Exercise aim ->
In the post on static Rust binaries, transcribe the passage from "This is a key" to "is linked against.".

Selected text ->
These past few weeks have been busy, technical and otherwise. But here's what I've been thinking on.
Our latest release Beta 11 contains a lot of new features and set a new record for the number of release candidate builds required to get it stable (11 to be precise).
But I'm going to focus in on a specific problem. A four car pileup of complex codebases, starting with static binary building on Rust.
A static binary has no dynamicly linked libraries from the local machine. Meaning that while it depends on features of the operating system to run all of the code it needs is carried with it.
This is a key distinction, a static binary for Linux is still useless on Windows. But a dynamicly linked binary is tied to a specific version of whatever software it is linked against.
In our case the problem is at the intersection of Rust, MIPS, and soft floating point.

[Box coordinate listings]
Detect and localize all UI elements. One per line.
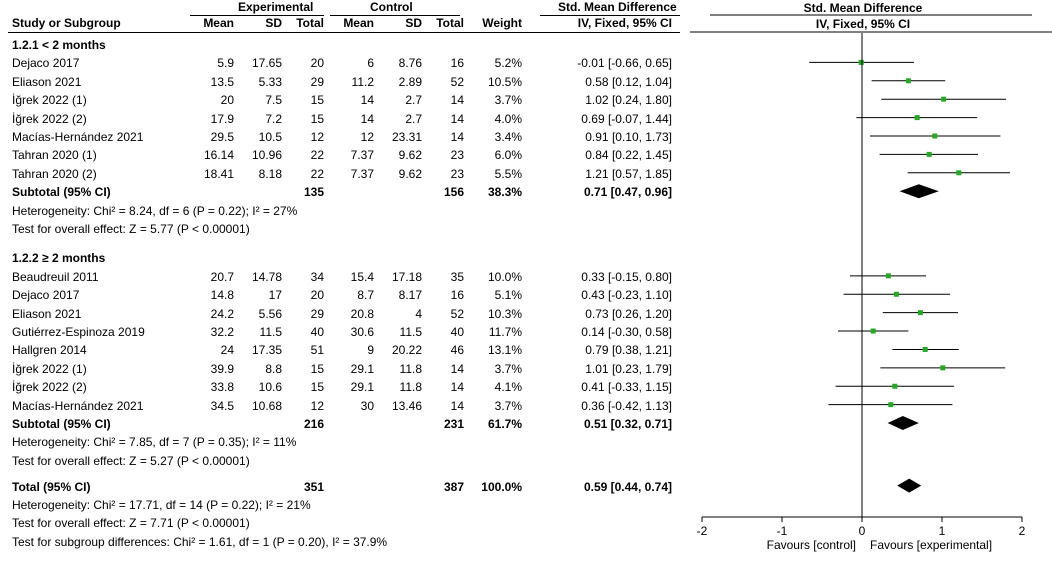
point-estimate <box>941 97 946 102</box>
study-sd-e: 10.68 <box>251 398 282 413</box>
study-name: Gutiérrez-Espinoza 2019 <box>12 325 145 340</box>
point-estimate <box>871 329 876 334</box>
study-weight: 3.7% <box>494 93 522 108</box>
study-weight: 10.5% <box>487 74 522 89</box>
study-total-e: 22 <box>310 148 324 163</box>
study-ci-text: 0.41 [-0.33, 1.15] <box>581 380 672 395</box>
subtotal-total-e: 216 <box>303 417 324 432</box>
forest-plot <box>690 0 1052 578</box>
study-ci-text: 1.01 [0.23, 1.79] <box>585 361 672 376</box>
method-right-header: IV, Fixed, 95% CI <box>815 17 911 31</box>
study-mean-e: 24 <box>220 343 234 358</box>
study-weight: 11.7% <box>488 325 522 340</box>
study-total-e: 12 <box>310 398 324 413</box>
study-ci-text: 0.69 [-0.07, 1.44] <box>581 111 672 126</box>
study-total-c: 23 <box>450 166 464 181</box>
study-ci-text: 0.73 [0.26, 1.20] <box>585 306 672 321</box>
study-mean-e: 13.5 <box>210 74 234 89</box>
point-estimate <box>906 78 911 83</box>
total-ci: 0.59 [0.44, 0.74] <box>583 479 672 494</box>
study-mean-c: 12 <box>360 130 374 144</box>
study-mean-c: 14 <box>360 111 374 126</box>
experimental-header: Experimental <box>238 0 314 14</box>
study-weight: 3.7% <box>494 398 522 413</box>
study-mean-c: 7.37 <box>350 166 374 181</box>
study-name: İğrek 2022 (1) <box>12 361 87 376</box>
study-total-e: 29 <box>310 306 324 321</box>
study-total-e: 29 <box>310 74 324 89</box>
study-ci-text: 0.43 [-0.23, 1.10] <box>581 288 672 303</box>
study-header: Study or Subgroup <box>12 16 121 30</box>
point-estimate <box>923 347 928 352</box>
study-sd-c: 9.62 <box>398 148 422 163</box>
study-sd-c: 11.8 <box>399 380 422 395</box>
footer-text: Heterogeneity: Chi² = 17.71, df = 14 (P = 0.22); I² = 21% <box>12 498 311 512</box>
total-c-header: Total <box>436 16 464 30</box>
study-weight: 10.3% <box>487 306 522 321</box>
subgroup-title: 1.2.1 < 2 months <box>12 38 106 52</box>
total-e-header: Total <box>296 16 324 30</box>
study-total-e: 20 <box>310 56 324 71</box>
heterogeneity-text: Heterogeneity: Chi² = 7.85, df = 7 (P = 0.35); I² = 11% <box>12 435 297 450</box>
study-mean-c: 14 <box>360 93 374 108</box>
study-total-e: 12 <box>310 130 324 144</box>
study-total-e: 22 <box>310 166 324 181</box>
study-mean-c: 7.37 <box>350 148 374 163</box>
study-weight: 3.7% <box>494 361 522 376</box>
study-sd-e: 5.56 <box>258 306 282 321</box>
heterogeneity-text: Heterogeneity: Chi² = 8.24, df = 6 (P = 0.22); I² = 27% <box>12 203 298 218</box>
total-label: Total (95% CI) <box>12 479 91 494</box>
study-name: Macías-Hernández 2021 <box>12 398 144 413</box>
x-tick-label: -1 <box>776 524 788 538</box>
study-weight: 3.4% <box>494 130 522 144</box>
footer-text: Test for subgroup differences: Chi² = 1.61, df = 1 (P = 0.20), I² = 37.9% <box>12 534 388 549</box>
study-sd-c: 11.5 <box>399 325 422 340</box>
subgroup-title: 1.2.2 ≥ 2 months <box>12 251 106 266</box>
study-sd-c: 13.46 <box>391 398 422 413</box>
study-mean-e: 39.9 <box>210 361 234 376</box>
point-estimate <box>932 134 937 139</box>
study-name: İğrek 2022 (2) <box>12 111 87 126</box>
sd-e-header: SD <box>265 16 282 30</box>
study-total-e: 15 <box>310 111 324 126</box>
study-total-c: 35 <box>450 269 464 284</box>
study-total-e: 15 <box>310 93 324 108</box>
point-estimate <box>918 310 923 315</box>
point-estimate <box>888 402 893 407</box>
study-weight: 13.1% <box>487 343 522 358</box>
study-mean-e: 14.8 <box>210 288 234 303</box>
subtotal-total-e: 135 <box>303 185 324 200</box>
study-total-c: 40 <box>450 325 464 340</box>
study-name: Tahran 2020 (2) <box>12 166 97 181</box>
study-ci-text: 1.21 [0.57, 1.85] <box>585 166 672 181</box>
study-sd-e: 5.33 <box>258 74 282 89</box>
pooled-diamond <box>888 416 919 430</box>
study-sd-e: 7.2 <box>265 111 282 126</box>
study-sd-e: 17.35 <box>251 343 282 358</box>
study-sd-c: 2.89 <box>398 74 422 89</box>
study-total-c: 16 <box>450 56 464 71</box>
study-sd-c: 8.17 <box>398 288 422 303</box>
study-total-c: 52 <box>450 306 464 321</box>
study-sd-c: 2.7 <box>405 93 422 108</box>
study-name: İğrek 2022 (1) <box>12 93 87 108</box>
study-sd-c: 8.76 <box>398 56 422 71</box>
overall-effect-text: Test for overall effect: Z = 5.27 (P < 0.00001) <box>12 453 250 468</box>
study-weight: 6.0% <box>494 148 522 163</box>
favours-control-label: Favours [control] <box>766 538 856 552</box>
study-mean-e: 24.2 <box>210 306 234 321</box>
study-mean-e: 34.5 <box>210 398 234 413</box>
x-tick-label: -2 <box>696 524 708 538</box>
header-underline <box>8 32 680 33</box>
study-weight: 4.0% <box>494 111 522 126</box>
point-estimate <box>915 115 920 120</box>
point-estimate <box>859 60 864 65</box>
study-mean-c: 29.1 <box>350 361 374 376</box>
study-ci-text: 0.58 [0.12, 1.04] <box>585 74 672 89</box>
study-name: Eliason 2021 <box>12 74 82 89</box>
pooled-diamond <box>900 184 939 198</box>
weight-header: Weight <box>482 16 522 30</box>
total-total-e: 351 <box>303 479 324 494</box>
study-name: İğrek 2022 (2) <box>12 380 87 395</box>
total-weight: 100.0% <box>481 479 522 494</box>
x-tick-label: 0 <box>858 524 866 538</box>
mean-c-header: Mean <box>343 16 374 30</box>
sd-c-header: SD <box>405 16 422 30</box>
mean-e-header: Mean <box>203 16 234 30</box>
study-mean-e: 5.9 <box>217 56 234 71</box>
study-sd-e: 11.5 <box>259 325 282 340</box>
study-mean-e: 20.7 <box>210 269 234 284</box>
study-sd-e: 17 <box>268 288 282 303</box>
study-mean-e: 32.2 <box>210 325 234 340</box>
study-ci-text: 0.84 [0.22, 1.45] <box>585 148 672 163</box>
method-left-header: IV, Fixed, 95% CI <box>577 16 672 30</box>
study-total-c: 14 <box>450 93 464 108</box>
study-mean-c: 11.2 <box>351 74 374 89</box>
study-mean-c: 6 <box>367 56 374 71</box>
study-mean-c: 15.4 <box>350 269 374 284</box>
total-total-c: 387 <box>443 479 464 494</box>
subtotal-label: Subtotal (95% CI) <box>12 417 111 432</box>
study-total-c: 46 <box>450 343 464 358</box>
study-total-c: 16 <box>450 288 464 303</box>
study-total-c: 52 <box>450 74 464 89</box>
subtotal-weight: 38.3% <box>487 185 522 200</box>
point-estimate <box>894 292 899 297</box>
study-sd-c: 9.62 <box>398 166 422 181</box>
study-weight: 5.2% <box>494 56 522 71</box>
x-tick-label: 1 <box>938 524 946 538</box>
study-total-e: 51 <box>310 343 324 358</box>
favours-experimental-label: Favours [experimental] <box>870 538 993 552</box>
study-ci-text: 0.36 [-0.42, 1.13] <box>581 398 672 413</box>
study-mean-c: 30.6 <box>350 325 374 340</box>
study-total-c: 14 <box>450 398 464 413</box>
study-name: Beaudreuil 2011 <box>12 269 99 284</box>
study-mean-c: 29.1 <box>350 380 374 395</box>
control-header: Control <box>370 0 413 14</box>
study-sd-e: 14.78 <box>251 269 282 284</box>
overall-effect-text: Test for overall effect: Z = 5.77 (P < 0.00001) <box>12 222 250 236</box>
footer-text: Test for overall effect: Z = 7.71 (P < 0.00001) <box>12 516 250 531</box>
study-mean-c: 9 <box>367 343 374 358</box>
study-sd-c: 4 <box>415 306 422 321</box>
study-sd-e: 10.6 <box>258 380 282 395</box>
point-estimate <box>892 384 897 389</box>
study-mean-c: 20.8 <box>350 306 374 321</box>
study-name: Dejaco 2017 <box>12 288 80 303</box>
plot-layer <box>697 33 1026 552</box>
subtotal-ci: 0.71 [0.47, 0.96] <box>583 185 672 200</box>
study-mean-e: 33.8 <box>210 380 234 395</box>
study-total-c: 14 <box>450 111 464 126</box>
point-estimate <box>940 365 945 370</box>
study-mean-e: 17.9 <box>210 111 234 126</box>
smd-right-header: Std. Mean Difference <box>803 1 923 15</box>
study-total-e: 15 <box>310 361 324 376</box>
study-ci-text: 0.79 [0.38, 1.21] <box>585 343 672 358</box>
study-sd-c: 23.31 <box>391 130 422 144</box>
study-ci-text: 1.02 [0.24, 1.80] <box>585 93 672 108</box>
study-name: Dejaco 2017 <box>12 56 80 71</box>
study-weight: 5.5% <box>494 166 522 181</box>
study-mean-c: 30 <box>360 398 374 413</box>
study-mean-e: 29.5 <box>210 130 234 144</box>
study-sd-e: 8.18 <box>258 166 282 181</box>
study-name: Tahran 2020 (1) <box>12 148 97 163</box>
study-total-e: 20 <box>310 288 324 303</box>
study-ci-text: -0.01 [-0.66, 0.65] <box>577 56 672 71</box>
point-estimate <box>927 152 932 157</box>
study-sd-c: 11.8 <box>399 361 422 376</box>
pooled-diamond <box>897 479 921 493</box>
study-weight: 5.1% <box>494 288 522 303</box>
study-sd-c: 20.22 <box>391 343 422 358</box>
study-sd-e: 10.5 <box>258 130 282 144</box>
point-estimate <box>886 273 891 278</box>
study-mean-c: 8.7 <box>357 288 374 303</box>
study-total-c: 23 <box>450 148 464 163</box>
study-total-e: 15 <box>310 380 324 395</box>
study-sd-e: 17.65 <box>251 56 282 71</box>
study-mean-e: 18.41 <box>203 166 234 181</box>
study-name: Macías-Hernández 2021 <box>12 130 144 144</box>
study-mean-e: 16.14 <box>203 148 234 163</box>
study-ci-text: 0.14 [-0.30, 0.58] <box>581 325 672 340</box>
study-total-c: 14 <box>450 361 464 376</box>
study-sd-c: 2.7 <box>405 111 422 126</box>
subtotal-ci: 0.51 [0.32, 0.71] <box>583 417 672 432</box>
study-total-e: 34 <box>310 269 324 284</box>
smd-left-header: Std. Mean Difference <box>558 0 677 14</box>
study-weight: 4.1% <box>494 380 522 395</box>
study-sd-e: 10.96 <box>251 148 282 163</box>
study-mean-e: 20 <box>220 93 234 108</box>
study-name: Eliason 2021 <box>12 306 82 321</box>
point-estimate <box>956 170 961 175</box>
study-sd-c: 17.18 <box>391 269 422 284</box>
study-total-e: 40 <box>310 325 324 340</box>
subtotal-total-c: 231 <box>443 417 464 432</box>
study-weight: 10.0% <box>487 269 522 284</box>
study-name: Hallgren 2014 <box>12 343 87 358</box>
study-ci-text: 0.33 [-0.15, 0.80] <box>581 269 672 284</box>
subtotal-label: Subtotal (95% CI) <box>12 185 111 200</box>
x-tick-label: 2 <box>1018 524 1026 538</box>
study-total-c: 14 <box>450 130 464 144</box>
subtotal-total-c: 156 <box>443 185 464 200</box>
study-sd-e: 8.8 <box>265 361 282 376</box>
subtotal-weight: 61.7% <box>487 417 522 432</box>
study-sd-e: 7.5 <box>265 93 282 108</box>
study-ci-text: 0.91 [0.10, 1.73] <box>585 130 672 144</box>
study-total-c: 14 <box>450 380 464 395</box>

Right answer ->
This is a key distinction, a static binary for Linux is still useless on Windows. But a dynamicly linked binary is tied to a specific version of whatever software it is linked against.